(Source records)
[start]
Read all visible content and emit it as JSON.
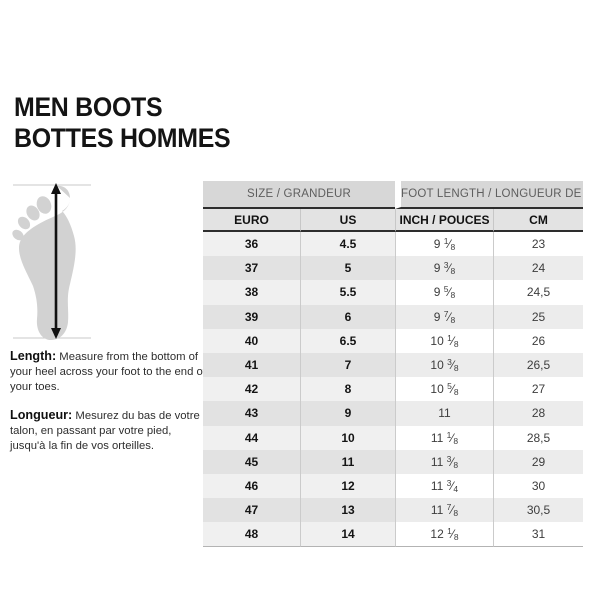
{
  "page": {
    "title_line1": "MEN BOOTS",
    "title_line2": "BOTTES HOMMES"
  },
  "figure": {
    "description": "foot sole silhouette with vertical measurement arrow",
    "arrow_icon": "vertical-double-arrow-icon",
    "foot_color": "#d2d2d2",
    "arrow_color": "#111111",
    "guide_line_color": "#c9c9c9"
  },
  "instructions": {
    "length_label": "Length:",
    "length_text": " Measure from the bottom of your heel across your foot to the end of your toes.",
    "longueur_label": "Longueur:",
    "longueur_text": " Mesurez du bas de votre talon, en passant par votre pied, jusqu'à la fin de vos orteilles."
  },
  "table": {
    "group_headers": [
      "SIZE / GRANDEUR",
      "FOOT LENGTH / LONGUEUR DE PIED"
    ],
    "column_headers": [
      "EURO",
      "US",
      "INCH / POUCES",
      "CM"
    ],
    "rows": [
      [
        "36",
        "4.5",
        "9 1/8",
        "23"
      ],
      [
        "37",
        "5",
        "9 3/8",
        "24"
      ],
      [
        "38",
        "5.5",
        "9 5/8",
        "24,5"
      ],
      [
        "39",
        "6",
        "9 7/8",
        "25"
      ],
      [
        "40",
        "6.5",
        "10 1/8",
        "26"
      ],
      [
        "41",
        "7",
        "10 3/8",
        "26,5"
      ],
      [
        "42",
        "8",
        "10 5/8",
        "27"
      ],
      [
        "43",
        "9",
        "11",
        "28"
      ],
      [
        "44",
        "10",
        "11 1/8",
        "28,5"
      ],
      [
        "45",
        "11",
        "11 3/8",
        "29"
      ],
      [
        "46",
        "12",
        "11 3/4",
        "30"
      ],
      [
        "47",
        "13",
        "11 7/8",
        "30,5"
      ],
      [
        "48",
        "14",
        "12 1/8",
        "31"
      ]
    ]
  },
  "colors": {
    "group_header_bg": "#d7d7d7",
    "column_header_bg": "#e3e3e3",
    "left_group_row_light": "#f0f0f0",
    "left_group_row_dark": "#e2e2e2",
    "right_group_row_light": "#ffffff",
    "right_group_row_dark": "#ececec",
    "header_rule": "#2d2d2d",
    "title_text": "#141414"
  }
}
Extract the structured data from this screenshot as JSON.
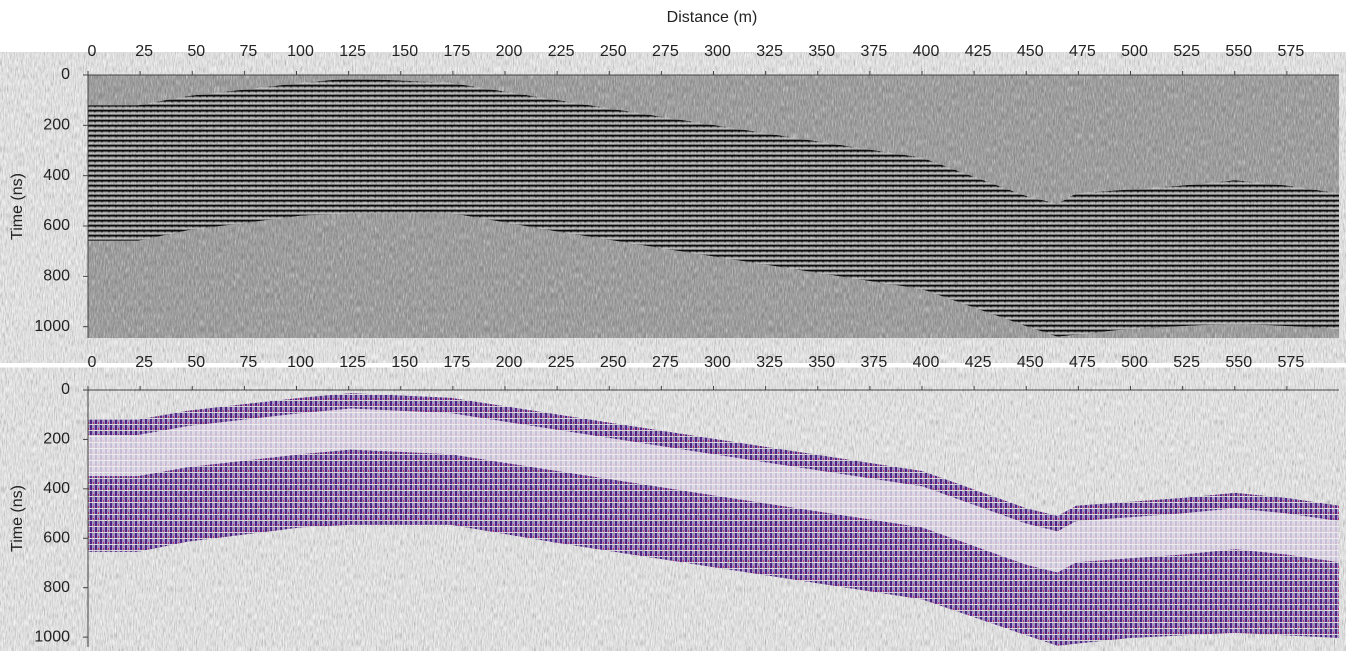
{
  "chart_data": [
    {
      "type": "radargram",
      "xlabel": "Distance (m)",
      "ylabel": "Time (ns)",
      "xlim": [
        0,
        600
      ],
      "xticks": [
        0,
        25,
        50,
        75,
        100,
        125,
        150,
        175,
        200,
        225,
        250,
        275,
        300,
        325,
        350,
        375,
        400,
        425,
        450,
        475,
        500,
        525,
        550,
        575
      ],
      "ylim": [
        0,
        1045
      ],
      "yticks": [
        0,
        200,
        400,
        600,
        800,
        1000
      ],
      "colormap": "gray"
    },
    {
      "type": "radargram",
      "ylabel": "Time (ns)",
      "xlim": [
        0,
        600
      ],
      "xticks": [
        0,
        25,
        50,
        75,
        100,
        125,
        150,
        175,
        200,
        225,
        250,
        275,
        300,
        325,
        350,
        375,
        400,
        425,
        450,
        475,
        500,
        525,
        550,
        575
      ],
      "ylim": [
        0,
        1040
      ],
      "yticks": [
        0,
        200,
        400,
        600,
        800,
        1000
      ],
      "colormap": "purple"
    }
  ]
}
[end]
Stated problem >> Quote the entries above word for word. Leave the images out.

Response >>
Read all visible content and emit it as JSON.
{
  "page": {
    "title_line1": "MEN BOOTS",
    "title_line2": "BOTTES HOMMES"
  },
  "figure": {
    "description": "foot sole silhouette with vertical measurement arrow",
    "arrow_icon": "vertical-double-arrow-icon",
    "foot_color": "#d2d2d2",
    "arrow_color": "#111111",
    "guide_line_color": "#c9c9c9"
  },
  "instructions": {
    "length_label": "Length:",
    "length_text": " Measure from the bottom of your heel across your foot to the end of your toes.",
    "longueur_label": "Longueur:",
    "longueur_text": " Mesurez du bas de votre talon, en passant par votre pied, jusqu'à la fin de vos orteilles."
  },
  "table": {
    "group_headers": [
      "SIZE / GRANDEUR",
      "FOOT LENGTH / LONGUEUR DE PIED"
    ],
    "column_headers": [
      "EURO",
      "US",
      "INCH / POUCES",
      "CM"
    ],
    "rows": [
      [
        "36",
        "4.5",
        "9 1/8",
        "23"
      ],
      [
        "37",
        "5",
        "9 3/8",
        "24"
      ],
      [
        "38",
        "5.5",
        "9 5/8",
        "24,5"
      ],
      [
        "39",
        "6",
        "9 7/8",
        "25"
      ],
      [
        "40",
        "6.5",
        "10 1/8",
        "26"
      ],
      [
        "41",
        "7",
        "10 3/8",
        "26,5"
      ],
      [
        "42",
        "8",
        "10 5/8",
        "27"
      ],
      [
        "43",
        "9",
        "11",
        "28"
      ],
      [
        "44",
        "10",
        "11 1/8",
        "28,5"
      ],
      [
        "45",
        "11",
        "11 3/8",
        "29"
      ],
      [
        "46",
        "12",
        "11 3/4",
        "30"
      ],
      [
        "47",
        "13",
        "11 7/8",
        "30,5"
      ],
      [
        "48",
        "14",
        "12 1/8",
        "31"
      ]
    ]
  },
  "colors": {
    "group_header_bg": "#d7d7d7",
    "column_header_bg": "#e3e3e3",
    "left_group_row_light": "#f0f0f0",
    "left_group_row_dark": "#e2e2e2",
    "right_group_row_light": "#ffffff",
    "right_group_row_dark": "#ececec",
    "header_rule": "#2d2d2d",
    "title_text": "#141414"
  }
}
Extract the structured data from this screenshot as JSON.
{
  "chart_data": [
    {
      "type": "radargram",
      "xlabel": "Distance (m)",
      "ylabel": "Time (ns)",
      "xlim": [
        0,
        600
      ],
      "xticks": [
        0,
        25,
        50,
        75,
        100,
        125,
        150,
        175,
        200,
        225,
        250,
        275,
        300,
        325,
        350,
        375,
        400,
        425,
        450,
        475,
        500,
        525,
        550,
        575
      ],
      "ylim": [
        0,
        1045
      ],
      "yticks": [
        0,
        200,
        400,
        600,
        800,
        1000
      ],
      "colormap": "gray"
    },
    {
      "type": "radargram",
      "ylabel": "Time (ns)",
      "xlim": [
        0,
        600
      ],
      "xticks": [
        0,
        25,
        50,
        75,
        100,
        125,
        150,
        175,
        200,
        225,
        250,
        275,
        300,
        325,
        350,
        375,
        400,
        425,
        450,
        475,
        500,
        525,
        550,
        575
      ],
      "ylim": [
        0,
        1040
      ],
      "yticks": [
        0,
        200,
        400,
        600,
        800,
        1000
      ],
      "colormap": "purple"
    }
  ]
}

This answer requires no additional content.